=== Requirement ===
Word for word, restate every line of the material.

Data items:
=-=-=-=-=
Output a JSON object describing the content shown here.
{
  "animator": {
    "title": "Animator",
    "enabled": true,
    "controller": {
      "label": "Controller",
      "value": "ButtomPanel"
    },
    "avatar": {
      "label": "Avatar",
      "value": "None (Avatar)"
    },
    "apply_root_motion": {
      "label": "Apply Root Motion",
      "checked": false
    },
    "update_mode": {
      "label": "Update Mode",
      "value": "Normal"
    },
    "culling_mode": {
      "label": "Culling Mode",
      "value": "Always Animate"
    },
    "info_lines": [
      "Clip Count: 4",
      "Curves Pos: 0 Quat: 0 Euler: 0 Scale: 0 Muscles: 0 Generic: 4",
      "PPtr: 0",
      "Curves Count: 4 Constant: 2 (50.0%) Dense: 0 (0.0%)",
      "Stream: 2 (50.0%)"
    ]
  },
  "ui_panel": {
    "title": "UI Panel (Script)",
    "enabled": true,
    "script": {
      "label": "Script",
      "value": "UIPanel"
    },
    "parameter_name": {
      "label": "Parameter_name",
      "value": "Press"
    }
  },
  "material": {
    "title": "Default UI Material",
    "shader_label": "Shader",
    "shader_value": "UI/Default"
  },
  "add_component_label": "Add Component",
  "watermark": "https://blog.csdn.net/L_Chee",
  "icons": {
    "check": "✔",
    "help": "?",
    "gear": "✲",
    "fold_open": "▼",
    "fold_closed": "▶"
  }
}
=-=-=-=-=
=== Expected output ===
Output a JSON object describing the content shown here.
{
  "animator": {
    "title": "Animator",
    "enabled": true,
    "controller": {
      "label": "Controller",
      "value": "ButtomPanel"
    },
    "avatar": {
      "label": "Avatar",
      "value": "None (Avatar)"
    },
    "apply_root_motion": {
      "label": "Apply Root Motion",
      "checked": false
    },
    "update_mode": {
      "label": "Update Mode",
      "value": "Normal"
    },
    "culling_mode": {
      "label": "Culling Mode",
      "value": "Always Animate"
    },
    "info_lines": [
      "Clip Count: 4",
      "Curves Pos: 0 Quat: 0 Euler: 0 Scale: 0 Muscles: 0 Generic: 4",
      "PPtr: 0",
      "Curves Count: 4 Constant: 2 (50.0%) Dense: 0 (0.0%)",
      "Stream: 2 (50.0%)"
    ]
  },
  "ui_panel": {
    "title": "UI Panel (Script)",
    "enabled": true,
    "script": {
      "label": "Script",
      "value": "UIPanel"
    },
    "parameter_name": {
      "label": "Parameter_name",
      "value": "Press"
    }
  },
  "material": {
    "title": "Default UI Material",
    "shader_label": "Shader",
    "shader_value": "UI/Default"
  },
  "add_component_label": "Add Component",
  "watermark": "https://blog.csdn.net/L_Chee",
  "icons": {
    "check": "✔",
    "help": "?",
    "gear": "✲",
    "fold_open": "▼",
    "fold_closed": "▶"
  }
}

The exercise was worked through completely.